Start of WORKING DATA

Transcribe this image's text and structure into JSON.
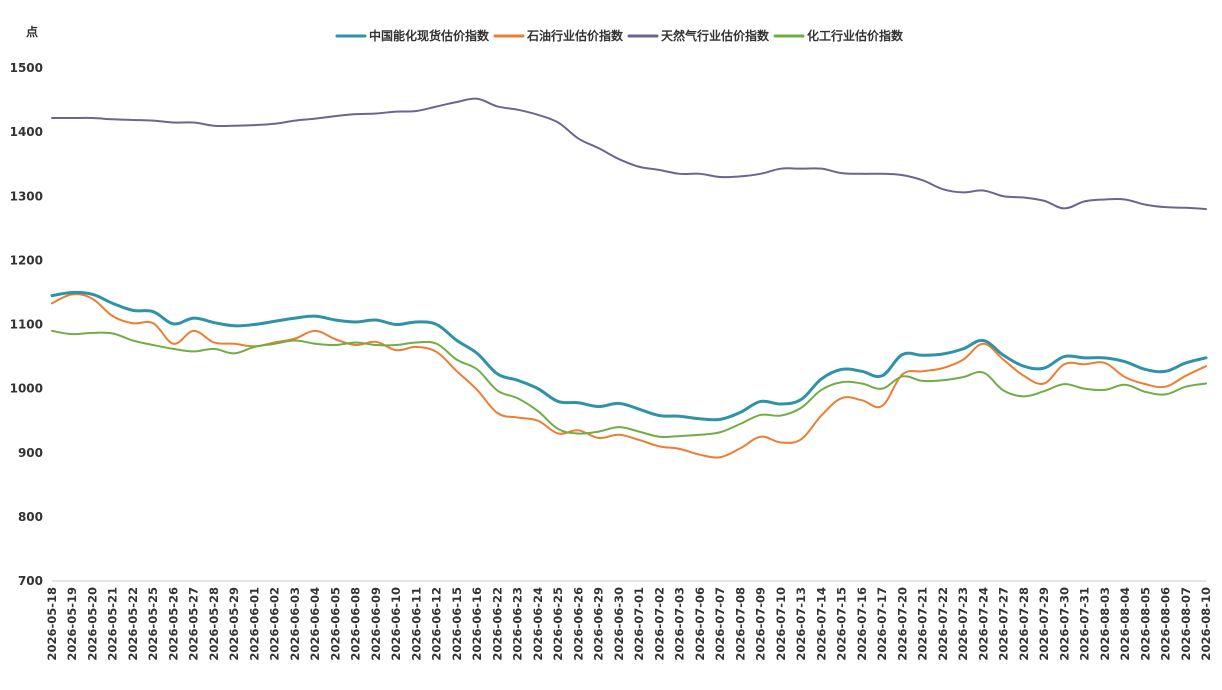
{
  "chart_data": {
    "type": "line",
    "ylabel": "点",
    "ylim": [
      700,
      1500
    ],
    "yticks": [
      700,
      800,
      900,
      1000,
      1100,
      1200,
      1300,
      1400,
      1500
    ],
    "grid": false,
    "legend_position": "top-center",
    "categories": [
      "2026-05-18",
      "2026-05-19",
      "2026-05-20",
      "2026-05-21",
      "2026-05-22",
      "2026-05-25",
      "2026-05-26",
      "2026-05-27",
      "2026-05-28",
      "2026-05-29",
      "2026-06-01",
      "2026-06-02",
      "2026-06-03",
      "2026-06-04",
      "2026-06-05",
      "2026-06-08",
      "2026-06-09",
      "2026-06-10",
      "2026-06-11",
      "2026-06-12",
      "2026-06-15",
      "2026-06-16",
      "2026-06-22",
      "2026-06-23",
      "2026-06-24",
      "2026-06-25",
      "2026-06-26",
      "2026-06-29",
      "2026-06-30",
      "2026-07-01",
      "2026-07-02",
      "2026-07-03",
      "2026-07-06",
      "2026-07-07",
      "2026-07-08",
      "2026-07-09",
      "2026-07-10",
      "2026-07-13",
      "2026-07-14",
      "2026-07-15",
      "2026-07-16",
      "2026-07-17",
      "2026-07-20",
      "2026-07-21",
      "2026-07-22",
      "2026-07-23",
      "2026-07-24",
      "2026-07-27",
      "2026-07-28",
      "2026-07-29",
      "2026-07-30",
      "2026-07-31",
      "2026-08-03",
      "2026-08-04",
      "2026-08-05",
      "2026-08-06",
      "2026-08-07",
      "2026-08-10"
    ],
    "series": [
      {
        "name": "中国能化现货估价指数",
        "color": "#2E93A6",
        "values": [
          1145,
          1150,
          1147,
          1133,
          1122,
          1120,
          1101,
          1110,
          1103,
          1098,
          1100,
          1105,
          1110,
          1113,
          1107,
          1104,
          1107,
          1100,
          1104,
          1100,
          1075,
          1055,
          1023,
          1013,
          1000,
          980,
          978,
          972,
          977,
          968,
          958,
          957,
          953,
          952,
          963,
          980,
          976,
          983,
          1015,
          1030,
          1027,
          1020,
          1053,
          1052,
          1054,
          1062,
          1075,
          1052,
          1035,
          1032,
          1050,
          1048,
          1048,
          1042,
          1030,
          1027,
          1040,
          1048
        ]
      },
      {
        "name": "石油行业估价指数",
        "color": "#ED7D31",
        "values": [
          1133,
          1147,
          1140,
          1113,
          1102,
          1102,
          1070,
          1090,
          1072,
          1070,
          1066,
          1072,
          1078,
          1090,
          1077,
          1068,
          1073,
          1060,
          1065,
          1057,
          1027,
          998,
          962,
          955,
          950,
          930,
          935,
          923,
          928,
          920,
          910,
          906,
          897,
          893,
          907,
          925,
          916,
          921,
          958,
          985,
          982,
          973,
          1022,
          1027,
          1032,
          1045,
          1070,
          1045,
          1020,
          1008,
          1038,
          1038,
          1040,
          1018,
          1007,
          1003,
          1020,
          1035
        ]
      },
      {
        "name": "天然气行业估价指数",
        "color": "#6B6690",
        "values": [
          1422,
          1422,
          1422,
          1420,
          1419,
          1418,
          1415,
          1415,
          1410,
          1410,
          1411,
          1413,
          1418,
          1421,
          1425,
          1428,
          1429,
          1432,
          1433,
          1440,
          1447,
          1452,
          1440,
          1435,
          1427,
          1415,
          1390,
          1375,
          1358,
          1346,
          1341,
          1335,
          1335,
          1330,
          1331,
          1335,
          1343,
          1343,
          1343,
          1336,
          1335,
          1335,
          1333,
          1325,
          1311,
          1306,
          1309,
          1300,
          1298,
          1293,
          1281,
          1292,
          1295,
          1295,
          1287,
          1283,
          1282,
          1280
        ]
      },
      {
        "name": "化工行业估价指数",
        "color": "#70AD47",
        "values": [
          1090,
          1085,
          1087,
          1086,
          1075,
          1068,
          1062,
          1058,
          1062,
          1055,
          1065,
          1070,
          1075,
          1070,
          1068,
          1072,
          1068,
          1068,
          1072,
          1070,
          1045,
          1030,
          997,
          985,
          965,
          937,
          930,
          933,
          940,
          933,
          925,
          926,
          928,
          932,
          945,
          959,
          958,
          970,
          998,
          1010,
          1008,
          1000,
          1019,
          1012,
          1013,
          1018,
          1025,
          997,
          988,
          996,
          1007,
          1000,
          998,
          1006,
          995,
          991,
          1003,
          1008
        ]
      }
    ]
  }
}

End of WORKING DATA

Copy down every line of the material above that includes the string "name".

        "name": "中国能化现货估价指数",
        "name": "石油行业估价指数",
        "name": "天然气行业估价指数",
        "name": "化工行业估价指数",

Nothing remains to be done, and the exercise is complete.